What you should do
Exactly as given, repeat all of the entries.

(Records from a data source)
· · · ·
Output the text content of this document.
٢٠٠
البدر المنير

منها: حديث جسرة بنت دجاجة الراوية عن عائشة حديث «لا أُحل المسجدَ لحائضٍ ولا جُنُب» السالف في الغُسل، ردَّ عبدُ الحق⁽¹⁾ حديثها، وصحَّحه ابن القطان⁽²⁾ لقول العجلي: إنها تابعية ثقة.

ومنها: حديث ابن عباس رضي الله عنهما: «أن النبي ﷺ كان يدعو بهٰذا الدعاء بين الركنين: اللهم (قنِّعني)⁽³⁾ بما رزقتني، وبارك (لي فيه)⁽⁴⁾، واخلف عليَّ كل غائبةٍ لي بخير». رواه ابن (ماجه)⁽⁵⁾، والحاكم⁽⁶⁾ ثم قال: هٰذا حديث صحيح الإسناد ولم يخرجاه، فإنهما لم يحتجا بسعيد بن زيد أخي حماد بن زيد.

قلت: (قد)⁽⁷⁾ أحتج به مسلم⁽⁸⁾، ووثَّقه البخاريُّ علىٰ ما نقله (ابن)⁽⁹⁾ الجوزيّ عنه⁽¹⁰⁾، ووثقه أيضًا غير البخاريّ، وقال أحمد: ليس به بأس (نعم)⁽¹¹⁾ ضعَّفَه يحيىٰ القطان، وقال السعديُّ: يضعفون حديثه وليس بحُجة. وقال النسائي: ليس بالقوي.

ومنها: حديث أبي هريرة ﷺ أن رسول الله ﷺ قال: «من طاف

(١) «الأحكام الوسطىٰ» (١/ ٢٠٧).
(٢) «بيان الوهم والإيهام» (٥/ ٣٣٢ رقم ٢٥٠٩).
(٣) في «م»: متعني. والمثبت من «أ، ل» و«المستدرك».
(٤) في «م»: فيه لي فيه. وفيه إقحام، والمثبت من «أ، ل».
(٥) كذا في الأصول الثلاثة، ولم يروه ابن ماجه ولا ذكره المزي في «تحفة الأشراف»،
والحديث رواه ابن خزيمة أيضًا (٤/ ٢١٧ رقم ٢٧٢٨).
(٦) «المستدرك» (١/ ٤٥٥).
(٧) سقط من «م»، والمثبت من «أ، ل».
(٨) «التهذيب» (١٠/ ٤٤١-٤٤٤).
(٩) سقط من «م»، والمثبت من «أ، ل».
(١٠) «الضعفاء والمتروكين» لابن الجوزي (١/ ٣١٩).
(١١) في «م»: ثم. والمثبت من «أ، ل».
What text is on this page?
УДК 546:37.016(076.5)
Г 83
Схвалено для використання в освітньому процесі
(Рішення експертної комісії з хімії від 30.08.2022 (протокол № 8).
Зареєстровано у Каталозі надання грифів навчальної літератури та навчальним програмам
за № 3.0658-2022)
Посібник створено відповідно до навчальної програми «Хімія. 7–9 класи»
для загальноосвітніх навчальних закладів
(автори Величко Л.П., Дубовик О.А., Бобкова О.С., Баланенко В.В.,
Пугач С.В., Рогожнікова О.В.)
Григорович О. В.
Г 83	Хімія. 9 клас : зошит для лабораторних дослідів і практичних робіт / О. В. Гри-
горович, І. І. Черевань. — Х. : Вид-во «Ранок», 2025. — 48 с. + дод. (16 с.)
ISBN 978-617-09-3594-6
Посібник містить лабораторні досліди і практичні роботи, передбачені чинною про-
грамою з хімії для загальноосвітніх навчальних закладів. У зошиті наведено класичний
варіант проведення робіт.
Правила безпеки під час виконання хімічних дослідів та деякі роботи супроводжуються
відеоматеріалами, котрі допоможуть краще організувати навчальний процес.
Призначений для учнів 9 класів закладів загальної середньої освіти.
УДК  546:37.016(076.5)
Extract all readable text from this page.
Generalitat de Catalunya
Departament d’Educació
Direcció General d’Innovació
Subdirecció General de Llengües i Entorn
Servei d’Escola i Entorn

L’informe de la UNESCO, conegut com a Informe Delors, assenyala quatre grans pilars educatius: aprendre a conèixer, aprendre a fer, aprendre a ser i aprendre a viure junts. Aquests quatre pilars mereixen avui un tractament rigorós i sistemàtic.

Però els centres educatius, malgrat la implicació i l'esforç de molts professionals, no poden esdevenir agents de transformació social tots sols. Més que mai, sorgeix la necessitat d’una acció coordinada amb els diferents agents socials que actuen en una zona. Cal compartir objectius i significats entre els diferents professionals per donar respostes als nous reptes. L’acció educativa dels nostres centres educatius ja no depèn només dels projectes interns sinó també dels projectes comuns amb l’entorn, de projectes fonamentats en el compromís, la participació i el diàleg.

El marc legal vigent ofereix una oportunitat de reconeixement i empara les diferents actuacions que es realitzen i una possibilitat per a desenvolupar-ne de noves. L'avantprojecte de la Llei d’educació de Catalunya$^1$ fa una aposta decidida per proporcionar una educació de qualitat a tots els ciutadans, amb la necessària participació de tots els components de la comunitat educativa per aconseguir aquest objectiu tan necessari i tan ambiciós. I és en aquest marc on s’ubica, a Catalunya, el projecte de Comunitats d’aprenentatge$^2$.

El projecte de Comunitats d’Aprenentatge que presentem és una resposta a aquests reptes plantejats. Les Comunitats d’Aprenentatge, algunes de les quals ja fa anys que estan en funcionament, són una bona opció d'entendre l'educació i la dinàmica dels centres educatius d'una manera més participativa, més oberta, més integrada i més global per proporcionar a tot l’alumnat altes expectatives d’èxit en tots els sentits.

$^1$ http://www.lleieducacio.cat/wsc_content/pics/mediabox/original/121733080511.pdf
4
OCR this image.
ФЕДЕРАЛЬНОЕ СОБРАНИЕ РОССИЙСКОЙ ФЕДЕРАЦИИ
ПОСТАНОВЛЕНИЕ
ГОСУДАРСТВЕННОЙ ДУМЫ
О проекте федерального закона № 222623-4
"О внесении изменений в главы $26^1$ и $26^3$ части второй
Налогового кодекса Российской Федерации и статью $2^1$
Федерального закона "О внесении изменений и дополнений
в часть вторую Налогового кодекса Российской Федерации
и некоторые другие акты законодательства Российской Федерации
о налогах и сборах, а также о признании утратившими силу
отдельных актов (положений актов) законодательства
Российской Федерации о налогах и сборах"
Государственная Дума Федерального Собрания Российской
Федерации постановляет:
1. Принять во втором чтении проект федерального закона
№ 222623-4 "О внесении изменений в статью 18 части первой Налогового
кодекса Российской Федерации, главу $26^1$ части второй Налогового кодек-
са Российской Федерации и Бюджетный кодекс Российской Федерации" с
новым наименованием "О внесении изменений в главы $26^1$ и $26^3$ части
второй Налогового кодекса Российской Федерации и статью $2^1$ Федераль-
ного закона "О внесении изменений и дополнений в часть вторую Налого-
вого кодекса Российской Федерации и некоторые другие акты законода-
· · · ·
Expected answer
Output the text content of this document.
٢٠٠
البدر المنير

منها: حديث جسرة بنت دجاجة الراوية عن عائشة حديث «لا أُحل المسجدَ لحائضٍ ولا جُنُب» السالف في الغُسل، ردَّ عبدُ الحق⁽¹⁾ حديثها، وصحَّحه ابن القطان⁽²⁾ لقول العجلي: إنها تابعية ثقة.

ومنها: حديث ابن عباس رضي الله عنهما: «أن النبي ﷺ كان يدعو بهٰذا الدعاء بين الركنين: اللهم (قنِّعني)⁽³⁾ بما رزقتني، وبارك (لي فيه)⁽⁴⁾، واخلف عليَّ كل غائبةٍ لي بخير». رواه ابن (ماجه)⁽⁵⁾، والحاكم⁽⁶⁾ ثم قال: هٰذا حديث صحيح الإسناد ولم يخرجاه، فإنهما لم يحتجا بسعيد بن زيد أخي حماد بن زيد.

قلت: (قد)⁽⁷⁾ أحتج به مسلم⁽⁸⁾، ووثَّقه البخاريُّ علىٰ ما نقله (ابن)⁽⁹⁾ الجوزيّ عنه⁽¹⁰⁾، ووثقه أيضًا غير البخاريّ، وقال أحمد: ليس به بأس (نعم)⁽¹¹⁾ ضعَّفَه يحيىٰ القطان، وقال السعديُّ: يضعفون حديثه وليس بحُجة. وقال النسائي: ليس بالقوي.

ومنها: حديث أبي هريرة ﷺ أن رسول الله ﷺ قال: «من طاف

(١) «الأحكام الوسطىٰ» (١/ ٢٠٧).
(٢) «بيان الوهم والإيهام» (٥/ ٣٣٢ رقم ٢٥٠٩).
(٣) في «م»: متعني. والمثبت من «أ، ل» و«المستدرك».
(٤) في «م»: فيه لي فيه. وفيه إقحام، والمثبت من «أ، ل».
(٥) كذا في الأصول الثلاثة، ولم يروه ابن ماجه ولا ذكره المزي في «تحفة الأشراف»،
والحديث رواه ابن خزيمة أيضًا (٤/ ٢١٧ رقم ٢٧٢٨).
(٦) «المستدرك» (١/ ٤٥٥).
(٧) سقط من «م»، والمثبت من «أ، ل».
(٨) «التهذيب» (١٠/ ٤٤١-٤٤٤).
(٩) سقط من «م»، والمثبت من «أ، ل».
(١٠) «الضعفاء والمتروكين» لابن الجوزي (١/ ٣١٩).
(١١) في «م»: ثم. والمثبت من «أ، ل».
What text is on this page?
УДК 546:37.016(076.5)
Г 83
Схвалено для використання в освітньому процесі
(Рішення експертної комісії з хімії від 30.08.2022 (протокол № 8).
Зареєстровано у Каталозі надання грифів навчальної літератури та навчальним програмам
за № 3.0658-2022)
Посібник створено відповідно до навчальної програми «Хімія. 7–9 класи»
для загальноосвітніх навчальних закладів
(автори Величко Л.П., Дубовик О.А., Бобкова О.С., Баланенко В.В.,
Пугач С.В., Рогожнікова О.В.)
Григорович О. В.
Г 83	Хімія. 9 клас : зошит для лабораторних дослідів і практичних робіт / О. В. Гри-
горович, І. І. Черевань. — Х. : Вид-во «Ранок», 2025. — 48 с. + дод. (16 с.)
ISBN 978-617-09-3594-6
Посібник містить лабораторні досліди і практичні роботи, передбачені чинною про-
грамою з хімії для загальноосвітніх навчальних закладів. У зошиті наведено класичний
варіант проведення робіт.
Правила безпеки під час виконання хімічних дослідів та деякі роботи супроводжуються
відеоматеріалами, котрі допоможуть краще організувати навчальний процес.
Призначений для учнів 9 класів закладів загальної середньої освіти.
УДК  546:37.016(076.5)
Extract all readable text from this page.
Generalitat de Catalunya
Departament d’Educació
Direcció General d’Innovació
Subdirecció General de Llengües i Entorn
Servei d’Escola i Entorn

L’informe de la UNESCO, conegut com a Informe Delors, assenyala quatre grans pilars educatius: aprendre a conèixer, aprendre a fer, aprendre a ser i aprendre a viure junts. Aquests quatre pilars mereixen avui un tractament rigorós i sistemàtic.

Però els centres educatius, malgrat la implicació i l'esforç de molts professionals, no poden esdevenir agents de transformació social tots sols. Més que mai, sorgeix la necessitat d’una acció coordinada amb els diferents agents socials que actuen en una zona. Cal compartir objectius i significats entre els diferents professionals per donar respostes als nous reptes. L’acció educativa dels nostres centres educatius ja no depèn només dels projectes interns sinó també dels projectes comuns amb l’entorn, de projectes fonamentats en el compromís, la participació i el diàleg.

El marc legal vigent ofereix una oportunitat de reconeixement i empara les diferents actuacions que es realitzen i una possibilitat per a desenvolupar-ne de noves. L'avantprojecte de la Llei d’educació de Catalunya$^1$ fa una aposta decidida per proporcionar una educació de qualitat a tots els ciutadans, amb la necessària participació de tots els components de la comunitat educativa per aconseguir aquest objectiu tan necessari i tan ambiciós. I és en aquest marc on s’ubica, a Catalunya, el projecte de Comunitats d’aprenentatge$^2$.

El projecte de Comunitats d’Aprenentatge que presentem és una resposta a aquests reptes plantejats. Les Comunitats d’Aprenentatge, algunes de les quals ja fa anys que estan en funcionament, són una bona opció d'entendre l'educació i la dinàmica dels centres educatius d'una manera més participativa, més oberta, més integrada i més global per proporcionar a tot l’alumnat altes expectatives d’èxit en tots els sentits.

$^1$ http://www.lleieducacio.cat/wsc_content/pics/mediabox/original/121733080511.pdf
4
OCR this image.
ФЕДЕРАЛЬНОЕ СОБРАНИЕ РОССИЙСКОЙ ФЕДЕРАЦИИ
ПОСТАНОВЛЕНИЕ
ГОСУДАРСТВЕННОЙ ДУМЫ
О проекте федерального закона № 222623-4
"О внесении изменений в главы $26^1$ и $26^3$ части второй
Налогового кодекса Российской Федерации и статью $2^1$
Федерального закона "О внесении изменений и дополнений
в часть вторую Налогового кодекса Российской Федерации
и некоторые другие акты законодательства Российской Федерации
о налогах и сборах, а также о признании утратившими силу
отдельных актов (положений актов) законодательства
Российской Федерации о налогах и сборах"
Государственная Дума Федерального Собрания Российской
Федерации постановляет:
1. Принять во втором чтении проект федерального закона
№ 222623-4 "О внесении изменений в статью 18 части первой Налогового
кодекса Российской Федерации, главу $26^1$ части второй Налогового кодек-
са Российской Федерации и Бюджетный кодекс Российской Федерации" с
новым наименованием "О внесении изменений в главы $26^1$ и $26^3$ части
второй Налогового кодекса Российской Федерации и статью $2^1$ Федераль-
ного закона "О внесении изменений и дополнений в часть вторую Налого-
вого кодекса Российской Федерации и некоторые другие акты законода-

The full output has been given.